◆ Given exercise: Copy every line of the data that contains the string "vhosts".
____________
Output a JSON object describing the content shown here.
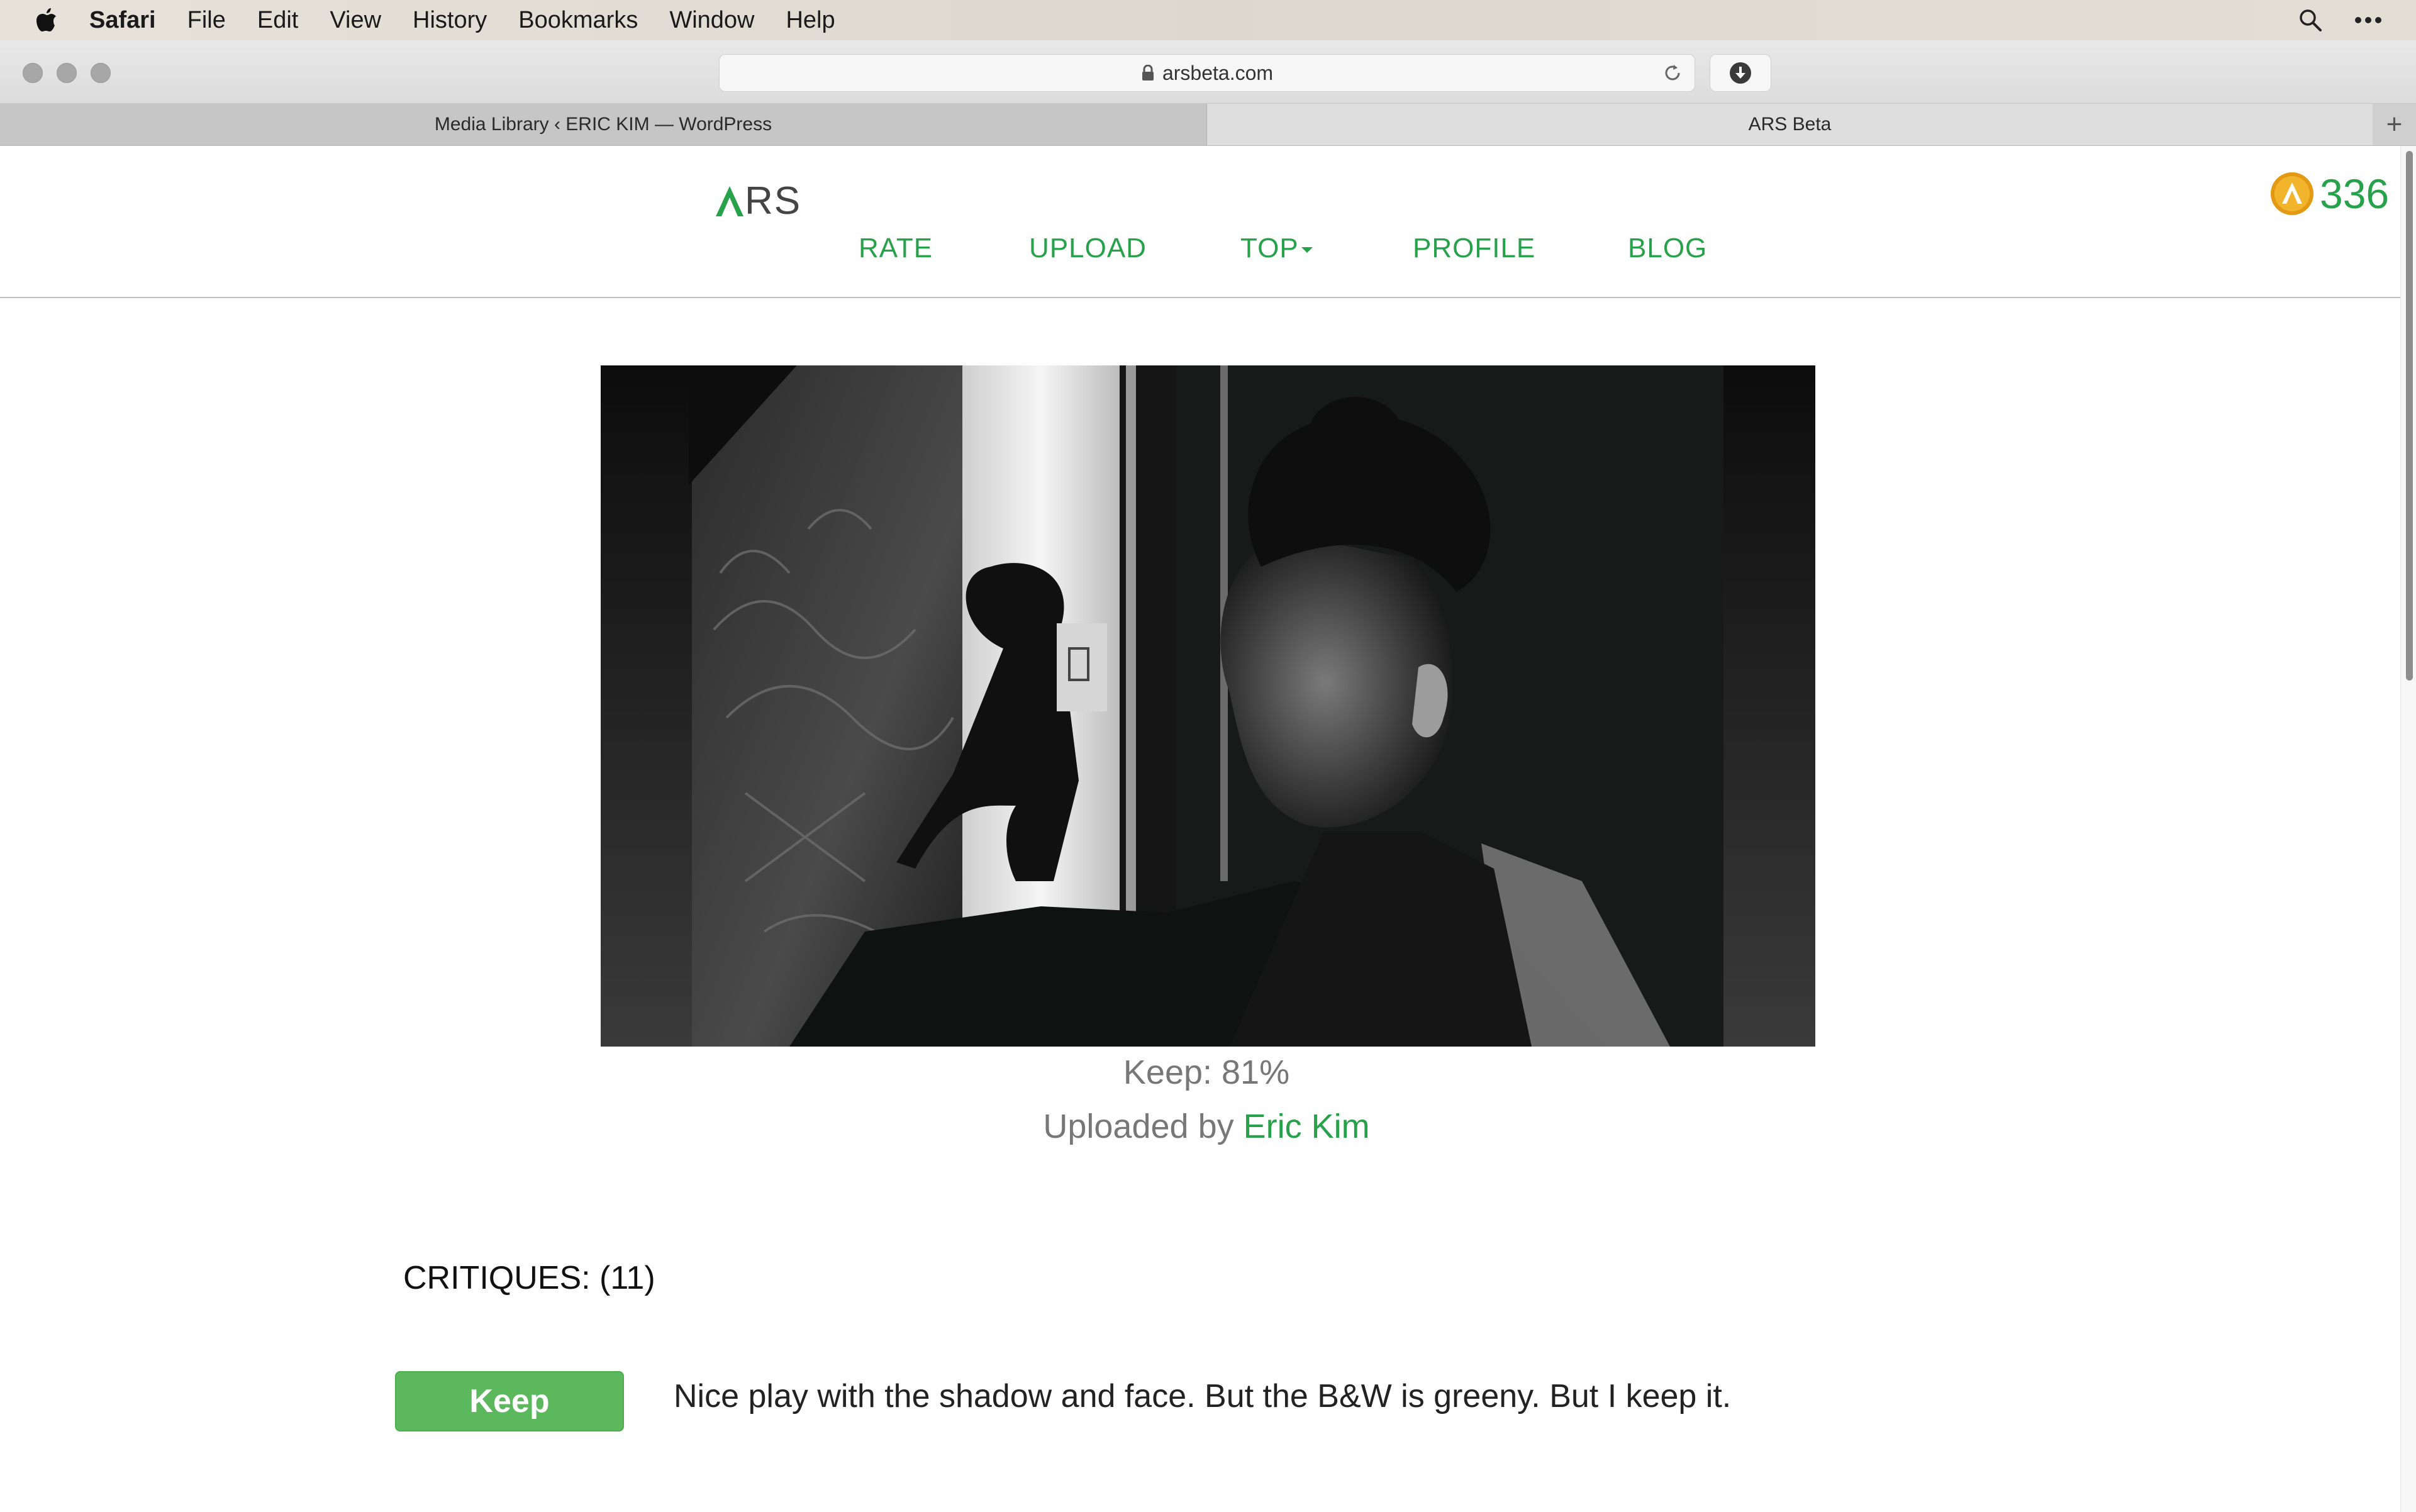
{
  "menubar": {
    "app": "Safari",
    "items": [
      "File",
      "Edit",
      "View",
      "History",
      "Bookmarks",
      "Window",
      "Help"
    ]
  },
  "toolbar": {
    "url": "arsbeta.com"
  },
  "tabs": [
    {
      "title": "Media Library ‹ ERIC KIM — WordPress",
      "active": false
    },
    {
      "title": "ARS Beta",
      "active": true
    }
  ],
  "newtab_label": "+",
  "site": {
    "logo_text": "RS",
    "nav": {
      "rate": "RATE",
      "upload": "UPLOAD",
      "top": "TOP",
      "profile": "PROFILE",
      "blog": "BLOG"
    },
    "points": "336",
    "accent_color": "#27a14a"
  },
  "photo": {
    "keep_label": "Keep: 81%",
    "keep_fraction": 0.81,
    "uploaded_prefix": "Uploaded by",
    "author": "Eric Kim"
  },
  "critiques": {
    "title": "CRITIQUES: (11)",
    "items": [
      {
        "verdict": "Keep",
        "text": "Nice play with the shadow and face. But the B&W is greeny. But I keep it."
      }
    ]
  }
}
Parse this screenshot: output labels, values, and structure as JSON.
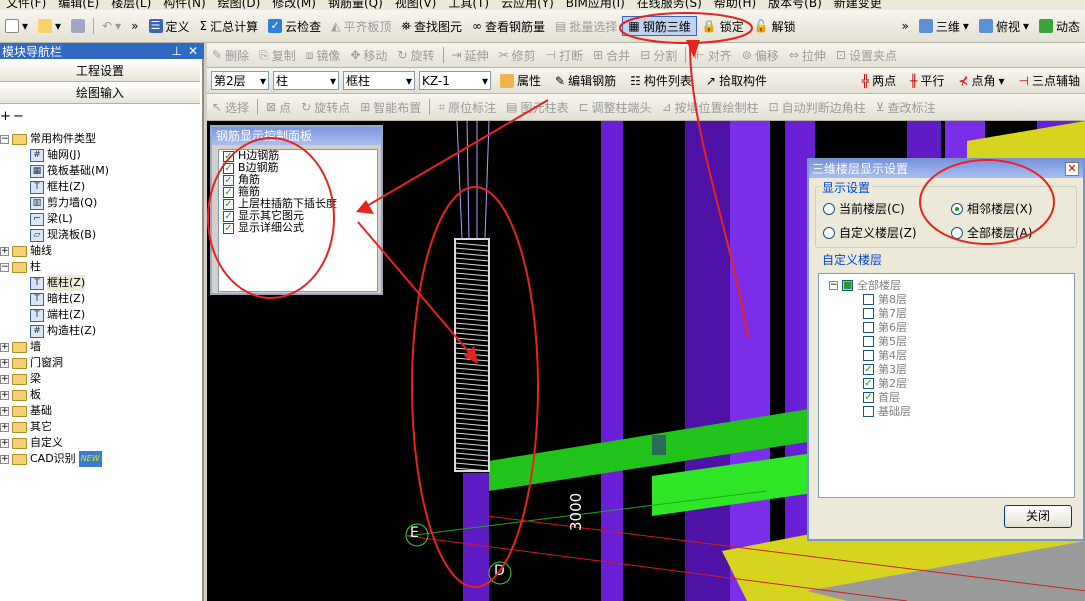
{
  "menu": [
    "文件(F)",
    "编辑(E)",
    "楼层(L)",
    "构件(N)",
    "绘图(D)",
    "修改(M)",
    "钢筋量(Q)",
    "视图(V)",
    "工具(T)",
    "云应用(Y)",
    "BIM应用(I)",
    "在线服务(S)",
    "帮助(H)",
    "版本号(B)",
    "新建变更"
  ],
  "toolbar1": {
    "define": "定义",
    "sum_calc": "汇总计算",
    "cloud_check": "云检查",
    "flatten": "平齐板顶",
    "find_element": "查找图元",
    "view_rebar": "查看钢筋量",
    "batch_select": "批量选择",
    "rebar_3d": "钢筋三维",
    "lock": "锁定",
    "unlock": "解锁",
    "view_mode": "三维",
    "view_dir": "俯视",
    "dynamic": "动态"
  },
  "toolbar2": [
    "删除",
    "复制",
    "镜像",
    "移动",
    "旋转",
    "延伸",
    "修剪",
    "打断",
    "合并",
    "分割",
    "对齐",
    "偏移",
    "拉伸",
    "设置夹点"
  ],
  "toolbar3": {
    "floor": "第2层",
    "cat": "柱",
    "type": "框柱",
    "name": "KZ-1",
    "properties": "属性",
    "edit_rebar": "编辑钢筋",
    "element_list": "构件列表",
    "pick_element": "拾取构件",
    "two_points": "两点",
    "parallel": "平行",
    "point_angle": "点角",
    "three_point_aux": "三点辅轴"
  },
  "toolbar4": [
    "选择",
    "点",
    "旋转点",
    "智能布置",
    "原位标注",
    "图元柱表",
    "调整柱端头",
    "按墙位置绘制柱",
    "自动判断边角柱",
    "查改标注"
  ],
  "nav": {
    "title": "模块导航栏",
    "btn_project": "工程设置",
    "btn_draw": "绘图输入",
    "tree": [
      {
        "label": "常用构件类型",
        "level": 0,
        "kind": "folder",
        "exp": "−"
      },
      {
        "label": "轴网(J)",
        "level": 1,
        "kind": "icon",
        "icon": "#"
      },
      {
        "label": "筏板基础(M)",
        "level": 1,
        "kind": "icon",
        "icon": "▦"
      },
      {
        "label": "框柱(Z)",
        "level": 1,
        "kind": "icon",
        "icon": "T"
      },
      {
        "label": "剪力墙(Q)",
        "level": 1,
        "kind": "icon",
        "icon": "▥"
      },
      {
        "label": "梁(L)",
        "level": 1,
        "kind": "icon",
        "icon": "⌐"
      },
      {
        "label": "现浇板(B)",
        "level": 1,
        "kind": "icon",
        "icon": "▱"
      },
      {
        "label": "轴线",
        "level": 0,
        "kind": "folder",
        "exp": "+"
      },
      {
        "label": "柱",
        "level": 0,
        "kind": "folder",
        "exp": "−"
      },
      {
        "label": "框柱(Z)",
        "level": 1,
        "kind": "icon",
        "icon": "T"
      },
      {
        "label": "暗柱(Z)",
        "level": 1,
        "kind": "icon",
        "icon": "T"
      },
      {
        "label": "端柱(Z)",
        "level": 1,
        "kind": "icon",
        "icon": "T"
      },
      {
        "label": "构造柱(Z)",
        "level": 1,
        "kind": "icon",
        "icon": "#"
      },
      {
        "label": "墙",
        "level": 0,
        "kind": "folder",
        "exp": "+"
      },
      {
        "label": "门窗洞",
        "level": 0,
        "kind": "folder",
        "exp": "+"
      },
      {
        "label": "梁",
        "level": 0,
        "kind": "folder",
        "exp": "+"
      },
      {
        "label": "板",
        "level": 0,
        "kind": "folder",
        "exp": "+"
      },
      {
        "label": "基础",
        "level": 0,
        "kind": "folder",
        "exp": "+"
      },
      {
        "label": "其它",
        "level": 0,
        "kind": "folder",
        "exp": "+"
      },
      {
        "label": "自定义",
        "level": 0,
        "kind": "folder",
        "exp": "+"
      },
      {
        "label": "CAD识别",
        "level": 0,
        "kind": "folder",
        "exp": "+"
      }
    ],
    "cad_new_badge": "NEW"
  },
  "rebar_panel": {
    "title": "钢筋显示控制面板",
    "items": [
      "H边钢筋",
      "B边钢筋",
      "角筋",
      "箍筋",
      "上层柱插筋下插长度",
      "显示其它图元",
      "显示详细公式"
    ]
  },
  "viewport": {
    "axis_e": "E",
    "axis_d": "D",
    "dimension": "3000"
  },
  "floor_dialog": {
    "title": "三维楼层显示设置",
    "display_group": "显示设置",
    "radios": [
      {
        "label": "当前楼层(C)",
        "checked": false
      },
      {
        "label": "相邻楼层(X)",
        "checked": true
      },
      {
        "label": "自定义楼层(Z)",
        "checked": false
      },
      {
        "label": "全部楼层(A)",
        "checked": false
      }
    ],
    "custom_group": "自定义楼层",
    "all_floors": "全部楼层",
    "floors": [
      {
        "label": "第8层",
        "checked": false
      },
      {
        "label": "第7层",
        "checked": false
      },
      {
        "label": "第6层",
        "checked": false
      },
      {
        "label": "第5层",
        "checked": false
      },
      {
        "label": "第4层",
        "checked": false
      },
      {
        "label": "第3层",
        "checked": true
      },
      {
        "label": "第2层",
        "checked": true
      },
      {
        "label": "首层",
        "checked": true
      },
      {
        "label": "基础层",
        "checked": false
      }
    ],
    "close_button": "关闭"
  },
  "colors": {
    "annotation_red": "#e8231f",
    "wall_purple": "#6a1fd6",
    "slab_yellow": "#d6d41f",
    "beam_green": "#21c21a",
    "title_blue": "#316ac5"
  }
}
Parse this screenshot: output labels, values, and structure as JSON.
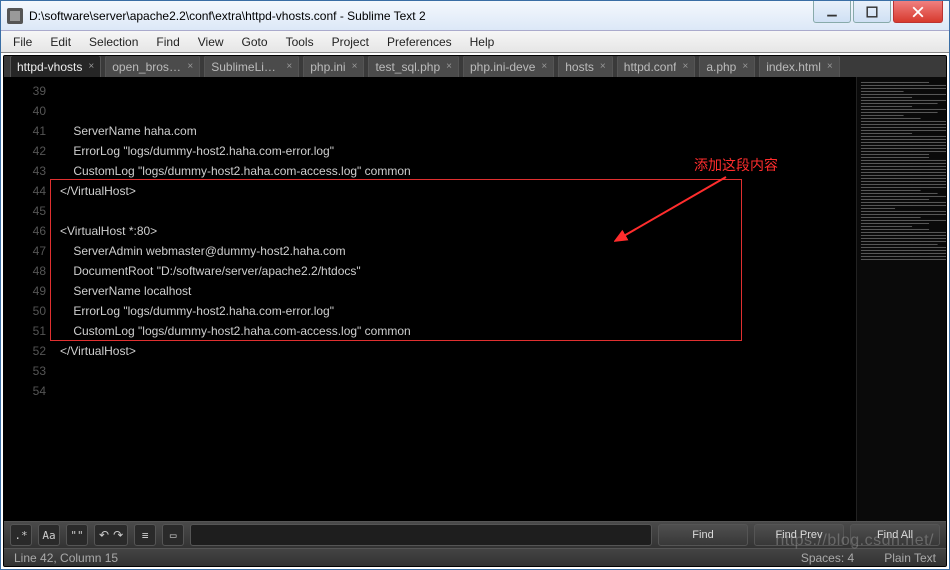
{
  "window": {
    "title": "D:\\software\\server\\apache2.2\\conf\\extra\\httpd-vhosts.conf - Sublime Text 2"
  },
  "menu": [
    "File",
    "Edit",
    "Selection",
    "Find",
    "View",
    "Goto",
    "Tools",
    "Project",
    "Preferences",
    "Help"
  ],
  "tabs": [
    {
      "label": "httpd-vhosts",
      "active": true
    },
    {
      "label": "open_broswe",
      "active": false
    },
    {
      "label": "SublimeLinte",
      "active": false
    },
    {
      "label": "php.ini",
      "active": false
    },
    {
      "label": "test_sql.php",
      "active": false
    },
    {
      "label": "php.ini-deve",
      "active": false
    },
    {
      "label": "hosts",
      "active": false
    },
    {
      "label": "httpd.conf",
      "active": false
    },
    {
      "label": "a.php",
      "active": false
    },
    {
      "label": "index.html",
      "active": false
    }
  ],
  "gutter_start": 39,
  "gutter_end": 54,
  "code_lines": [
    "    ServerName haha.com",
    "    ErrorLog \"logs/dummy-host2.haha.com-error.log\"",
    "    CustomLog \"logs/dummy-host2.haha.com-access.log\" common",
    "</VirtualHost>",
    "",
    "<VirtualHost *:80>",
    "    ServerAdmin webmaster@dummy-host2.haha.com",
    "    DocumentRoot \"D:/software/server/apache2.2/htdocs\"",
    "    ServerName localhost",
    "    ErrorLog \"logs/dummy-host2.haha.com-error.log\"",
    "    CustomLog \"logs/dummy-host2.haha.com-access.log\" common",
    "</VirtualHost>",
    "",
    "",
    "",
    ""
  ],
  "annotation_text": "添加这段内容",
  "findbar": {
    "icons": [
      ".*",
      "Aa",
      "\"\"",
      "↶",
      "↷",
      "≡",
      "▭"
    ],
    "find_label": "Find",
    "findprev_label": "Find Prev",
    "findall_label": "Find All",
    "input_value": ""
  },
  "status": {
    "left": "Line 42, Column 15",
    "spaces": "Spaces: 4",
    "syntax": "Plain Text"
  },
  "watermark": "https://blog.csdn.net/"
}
____________
◆ Full response:
    "title": "D:\\software\\server\\apache2.2\\conf\\extra\\httpd-vhosts.conf - Sublime Text 2"
      "label": "httpd-vhosts",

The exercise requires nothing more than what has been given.